**What you will do:**
Each line containing the word "自我管理与服务委员" must be reported.

**Given data:**
•••••

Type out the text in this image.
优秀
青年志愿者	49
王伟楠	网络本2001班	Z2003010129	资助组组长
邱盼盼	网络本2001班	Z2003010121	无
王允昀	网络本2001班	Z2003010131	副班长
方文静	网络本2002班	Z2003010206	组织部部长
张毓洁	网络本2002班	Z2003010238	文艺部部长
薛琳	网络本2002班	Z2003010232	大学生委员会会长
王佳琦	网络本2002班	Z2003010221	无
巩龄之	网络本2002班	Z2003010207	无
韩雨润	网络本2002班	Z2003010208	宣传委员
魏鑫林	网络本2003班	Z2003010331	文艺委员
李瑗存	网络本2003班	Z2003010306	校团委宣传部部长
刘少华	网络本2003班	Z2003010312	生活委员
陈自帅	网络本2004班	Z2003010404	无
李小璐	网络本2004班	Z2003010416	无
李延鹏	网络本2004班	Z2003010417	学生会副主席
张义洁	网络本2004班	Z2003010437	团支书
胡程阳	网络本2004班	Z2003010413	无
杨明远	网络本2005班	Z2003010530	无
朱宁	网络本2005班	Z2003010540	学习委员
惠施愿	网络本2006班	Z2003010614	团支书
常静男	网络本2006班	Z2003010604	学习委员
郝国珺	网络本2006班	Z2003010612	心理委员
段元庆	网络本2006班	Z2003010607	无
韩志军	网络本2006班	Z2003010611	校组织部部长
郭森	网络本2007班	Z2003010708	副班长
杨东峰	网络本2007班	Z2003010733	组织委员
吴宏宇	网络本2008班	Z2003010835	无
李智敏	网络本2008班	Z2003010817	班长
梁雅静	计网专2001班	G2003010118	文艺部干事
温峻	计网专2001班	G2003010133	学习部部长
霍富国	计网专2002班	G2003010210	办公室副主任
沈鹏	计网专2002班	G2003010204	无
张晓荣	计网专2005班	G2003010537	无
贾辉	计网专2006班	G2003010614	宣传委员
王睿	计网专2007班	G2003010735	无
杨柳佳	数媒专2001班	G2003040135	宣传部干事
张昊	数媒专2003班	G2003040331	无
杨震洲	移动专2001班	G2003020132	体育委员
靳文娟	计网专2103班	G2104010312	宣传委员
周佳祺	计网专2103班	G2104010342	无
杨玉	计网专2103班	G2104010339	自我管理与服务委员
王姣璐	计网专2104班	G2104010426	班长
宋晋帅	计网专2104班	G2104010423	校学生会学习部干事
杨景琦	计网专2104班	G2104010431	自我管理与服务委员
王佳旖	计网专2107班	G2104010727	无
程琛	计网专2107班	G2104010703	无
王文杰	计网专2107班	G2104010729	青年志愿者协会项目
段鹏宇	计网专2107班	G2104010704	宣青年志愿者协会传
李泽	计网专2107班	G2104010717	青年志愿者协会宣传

•••••

**Answer to this problem:**
杨玉	计网专2103班	G2104010339	自我管理与服务委员
杨景琦	计网专2104班	G2104010431	自我管理与服务委员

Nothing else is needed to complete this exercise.